___ GIVEN RECORDS

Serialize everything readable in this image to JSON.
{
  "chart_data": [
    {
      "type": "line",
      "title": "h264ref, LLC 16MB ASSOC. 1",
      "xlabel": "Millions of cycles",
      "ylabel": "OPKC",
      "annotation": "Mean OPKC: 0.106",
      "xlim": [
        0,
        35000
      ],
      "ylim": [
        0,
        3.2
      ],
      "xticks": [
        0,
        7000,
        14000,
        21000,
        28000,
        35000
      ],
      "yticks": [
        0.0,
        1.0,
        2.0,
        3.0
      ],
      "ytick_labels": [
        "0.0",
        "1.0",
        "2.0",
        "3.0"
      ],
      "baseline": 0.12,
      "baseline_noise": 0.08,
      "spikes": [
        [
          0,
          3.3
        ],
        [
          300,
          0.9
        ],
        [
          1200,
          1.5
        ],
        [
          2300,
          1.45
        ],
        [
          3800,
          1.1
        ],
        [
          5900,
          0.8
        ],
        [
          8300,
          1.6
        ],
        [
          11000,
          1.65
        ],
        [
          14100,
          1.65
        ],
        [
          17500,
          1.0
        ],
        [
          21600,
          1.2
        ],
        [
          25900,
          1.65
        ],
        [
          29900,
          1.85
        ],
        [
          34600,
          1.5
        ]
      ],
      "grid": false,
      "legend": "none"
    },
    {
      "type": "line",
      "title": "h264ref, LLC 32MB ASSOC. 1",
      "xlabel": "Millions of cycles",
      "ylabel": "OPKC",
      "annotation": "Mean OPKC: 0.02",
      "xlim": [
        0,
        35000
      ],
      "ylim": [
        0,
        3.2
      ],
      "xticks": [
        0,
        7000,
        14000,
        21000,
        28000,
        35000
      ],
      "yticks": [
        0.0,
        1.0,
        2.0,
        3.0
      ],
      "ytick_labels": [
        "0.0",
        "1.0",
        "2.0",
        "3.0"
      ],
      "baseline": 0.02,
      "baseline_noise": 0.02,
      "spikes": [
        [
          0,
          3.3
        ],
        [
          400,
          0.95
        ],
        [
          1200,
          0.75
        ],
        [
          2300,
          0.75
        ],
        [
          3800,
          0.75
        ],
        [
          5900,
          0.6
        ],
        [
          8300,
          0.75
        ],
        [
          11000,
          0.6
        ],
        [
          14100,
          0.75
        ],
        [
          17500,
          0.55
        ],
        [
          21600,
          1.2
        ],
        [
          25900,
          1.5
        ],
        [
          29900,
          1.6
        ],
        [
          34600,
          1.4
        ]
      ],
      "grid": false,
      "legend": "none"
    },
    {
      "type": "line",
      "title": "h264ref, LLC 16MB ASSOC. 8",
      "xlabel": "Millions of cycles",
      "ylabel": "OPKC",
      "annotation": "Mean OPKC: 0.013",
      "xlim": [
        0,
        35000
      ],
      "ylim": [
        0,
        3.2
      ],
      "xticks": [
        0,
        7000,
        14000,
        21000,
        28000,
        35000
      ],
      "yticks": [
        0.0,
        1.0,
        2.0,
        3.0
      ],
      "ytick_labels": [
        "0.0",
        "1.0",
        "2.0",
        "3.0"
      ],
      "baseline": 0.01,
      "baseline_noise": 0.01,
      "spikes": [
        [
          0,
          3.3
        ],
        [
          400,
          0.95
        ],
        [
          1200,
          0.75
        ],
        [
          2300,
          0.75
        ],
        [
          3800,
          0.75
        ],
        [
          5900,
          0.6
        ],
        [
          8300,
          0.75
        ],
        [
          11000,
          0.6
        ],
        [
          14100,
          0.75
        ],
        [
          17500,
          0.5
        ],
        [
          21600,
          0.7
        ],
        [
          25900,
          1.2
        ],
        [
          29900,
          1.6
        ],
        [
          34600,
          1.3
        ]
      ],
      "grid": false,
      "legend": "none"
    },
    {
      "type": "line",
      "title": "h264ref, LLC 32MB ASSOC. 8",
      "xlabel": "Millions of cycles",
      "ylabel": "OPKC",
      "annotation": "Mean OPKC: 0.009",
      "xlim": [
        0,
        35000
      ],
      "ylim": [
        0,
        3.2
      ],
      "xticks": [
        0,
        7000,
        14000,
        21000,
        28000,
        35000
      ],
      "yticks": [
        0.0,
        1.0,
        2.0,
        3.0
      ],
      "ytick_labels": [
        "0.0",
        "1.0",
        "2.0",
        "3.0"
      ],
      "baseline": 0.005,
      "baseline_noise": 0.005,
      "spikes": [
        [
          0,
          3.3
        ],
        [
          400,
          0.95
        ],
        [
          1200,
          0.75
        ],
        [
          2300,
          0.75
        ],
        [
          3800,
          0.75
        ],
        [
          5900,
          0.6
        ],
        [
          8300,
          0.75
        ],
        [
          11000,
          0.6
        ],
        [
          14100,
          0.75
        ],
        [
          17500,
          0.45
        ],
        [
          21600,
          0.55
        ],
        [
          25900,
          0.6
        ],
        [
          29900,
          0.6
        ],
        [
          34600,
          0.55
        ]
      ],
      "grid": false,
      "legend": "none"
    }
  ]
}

______

TASK INSTRUCTIONS: The entries above should be repeated exactly, every one of them.

EXERCISE OUTPUT:
Serialize everything readable in this image to JSON.
{
  "chart_data": [
    {
      "type": "line",
      "title": "h264ref, LLC 16MB ASSOC. 1",
      "xlabel": "Millions of cycles",
      "ylabel": "OPKC",
      "annotation": "Mean OPKC: 0.106",
      "xlim": [
        0,
        35000
      ],
      "ylim": [
        0,
        3.2
      ],
      "xticks": [
        0,
        7000,
        14000,
        21000,
        28000,
        35000
      ],
      "yticks": [
        0.0,
        1.0,
        2.0,
        3.0
      ],
      "ytick_labels": [
        "0.0",
        "1.0",
        "2.0",
        "3.0"
      ],
      "baseline": 0.12,
      "baseline_noise": 0.08,
      "spikes": [
        [
          0,
          3.3
        ],
        [
          300,
          0.9
        ],
        [
          1200,
          1.5
        ],
        [
          2300,
          1.45
        ],
        [
          3800,
          1.1
        ],
        [
          5900,
          0.8
        ],
        [
          8300,
          1.6
        ],
        [
          11000,
          1.65
        ],
        [
          14100,
          1.65
        ],
        [
          17500,
          1.0
        ],
        [
          21600,
          1.2
        ],
        [
          25900,
          1.65
        ],
        [
          29900,
          1.85
        ],
        [
          34600,
          1.5
        ]
      ],
      "grid": false,
      "legend": "none"
    },
    {
      "type": "line",
      "title": "h264ref, LLC 32MB ASSOC. 1",
      "xlabel": "Millions of cycles",
      "ylabel": "OPKC",
      "annotation": "Mean OPKC: 0.02",
      "xlim": [
        0,
        35000
      ],
      "ylim": [
        0,
        3.2
      ],
      "xticks": [
        0,
        7000,
        14000,
        21000,
        28000,
        35000
      ],
      "yticks": [
        0.0,
        1.0,
        2.0,
        3.0
      ],
      "ytick_labels": [
        "0.0",
        "1.0",
        "2.0",
        "3.0"
      ],
      "baseline": 0.02,
      "baseline_noise": 0.02,
      "spikes": [
        [
          0,
          3.3
        ],
        [
          400,
          0.95
        ],
        [
          1200,
          0.75
        ],
        [
          2300,
          0.75
        ],
        [
          3800,
          0.75
        ],
        [
          5900,
          0.6
        ],
        [
          8300,
          0.75
        ],
        [
          11000,
          0.6
        ],
        [
          14100,
          0.75
        ],
        [
          17500,
          0.55
        ],
        [
          21600,
          1.2
        ],
        [
          25900,
          1.5
        ],
        [
          29900,
          1.6
        ],
        [
          34600,
          1.4
        ]
      ],
      "grid": false,
      "legend": "none"
    },
    {
      "type": "line",
      "title": "h264ref, LLC 16MB ASSOC. 8",
      "xlabel": "Millions of cycles",
      "ylabel": "OPKC",
      "annotation": "Mean OPKC: 0.013",
      "xlim": [
        0,
        35000
      ],
      "ylim": [
        0,
        3.2
      ],
      "xticks": [
        0,
        7000,
        14000,
        21000,
        28000,
        35000
      ],
      "yticks": [
        0.0,
        1.0,
        2.0,
        3.0
      ],
      "ytick_labels": [
        "0.0",
        "1.0",
        "2.0",
        "3.0"
      ],
      "baseline": 0.01,
      "baseline_noise": 0.01,
      "spikes": [
        [
          0,
          3.3
        ],
        [
          400,
          0.95
        ],
        [
          1200,
          0.75
        ],
        [
          2300,
          0.75
        ],
        [
          3800,
          0.75
        ],
        [
          5900,
          0.6
        ],
        [
          8300,
          0.75
        ],
        [
          11000,
          0.6
        ],
        [
          14100,
          0.75
        ],
        [
          17500,
          0.5
        ],
        [
          21600,
          0.7
        ],
        [
          25900,
          1.2
        ],
        [
          29900,
          1.6
        ],
        [
          34600,
          1.3
        ]
      ],
      "grid": false,
      "legend": "none"
    },
    {
      "type": "line",
      "title": "h264ref, LLC 32MB ASSOC. 8",
      "xlabel": "Millions of cycles",
      "ylabel": "OPKC",
      "annotation": "Mean OPKC: 0.009",
      "xlim": [
        0,
        35000
      ],
      "ylim": [
        0,
        3.2
      ],
      "xticks": [
        0,
        7000,
        14000,
        21000,
        28000,
        35000
      ],
      "yticks": [
        0.0,
        1.0,
        2.0,
        3.0
      ],
      "ytick_labels": [
        "0.0",
        "1.0",
        "2.0",
        "3.0"
      ],
      "baseline": 0.005,
      "baseline_noise": 0.005,
      "spikes": [
        [
          0,
          3.3
        ],
        [
          400,
          0.95
        ],
        [
          1200,
          0.75
        ],
        [
          2300,
          0.75
        ],
        [
          3800,
          0.75
        ],
        [
          5900,
          0.6
        ],
        [
          8300,
          0.75
        ],
        [
          11000,
          0.6
        ],
        [
          14100,
          0.75
        ],
        [
          17500,
          0.45
        ],
        [
          21600,
          0.55
        ],
        [
          25900,
          0.6
        ],
        [
          29900,
          0.6
        ],
        [
          34600,
          0.55
        ]
      ],
      "grid": false,
      "legend": "none"
    }
  ]
}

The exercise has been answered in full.